-- start of ENTRIES SHOWN --

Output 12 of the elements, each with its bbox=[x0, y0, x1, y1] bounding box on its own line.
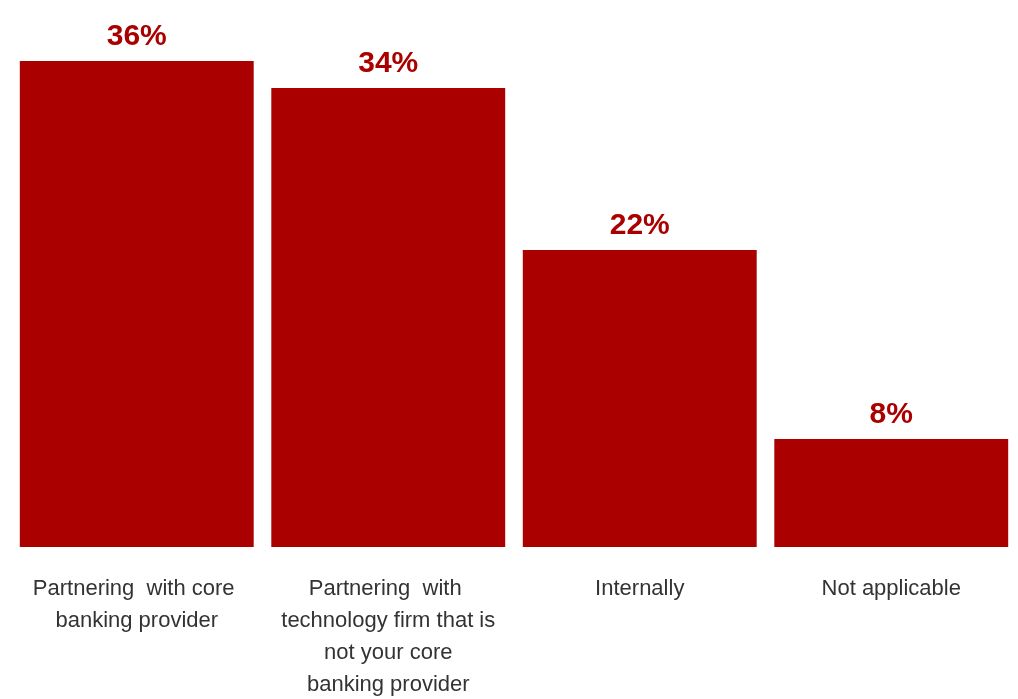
data-label: 8% bbox=[869, 395, 913, 429]
bar bbox=[19, 61, 254, 547]
x-tick-label: Partnering with technology firm that is not your core banking provider bbox=[281, 574, 496, 696]
x-tick-label: Not applicable bbox=[821, 574, 961, 600]
x-tick-label: Partnering with core banking provider bbox=[32, 574, 241, 632]
data-label: 22% bbox=[609, 206, 670, 240]
data-label: 34% bbox=[358, 44, 419, 78]
bar bbox=[522, 250, 757, 547]
x-tick-label: Internally bbox=[595, 574, 685, 600]
bar bbox=[271, 88, 506, 547]
bar bbox=[774, 439, 1009, 547]
data-label: 36% bbox=[106, 17, 167, 51]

-- end of ENTRIES SHOWN --

→ **TASK DESCRIPTION**: Write out the lines again from the start of the lines through the line containing "bar bbox=[522, 250, 757, 547]", substituting "items" for "elements" and changing nothing else. Leave the pictures out.

→ **EXERCISE SOLUTION**:
Output 12 of the items, each with its bbox=[x0, y0, x1, y1] bounding box on its own line.
data-label: 8% bbox=[869, 395, 913, 429]
bar bbox=[19, 61, 254, 547]
x-tick-label: Partnering with technology firm that is not your core banking provider bbox=[281, 574, 496, 696]
x-tick-label: Not applicable bbox=[821, 574, 961, 600]
x-tick-label: Partnering with core banking provider bbox=[32, 574, 241, 632]
data-label: 22% bbox=[609, 206, 670, 240]
data-label: 34% bbox=[358, 44, 419, 78]
bar bbox=[522, 250, 757, 547]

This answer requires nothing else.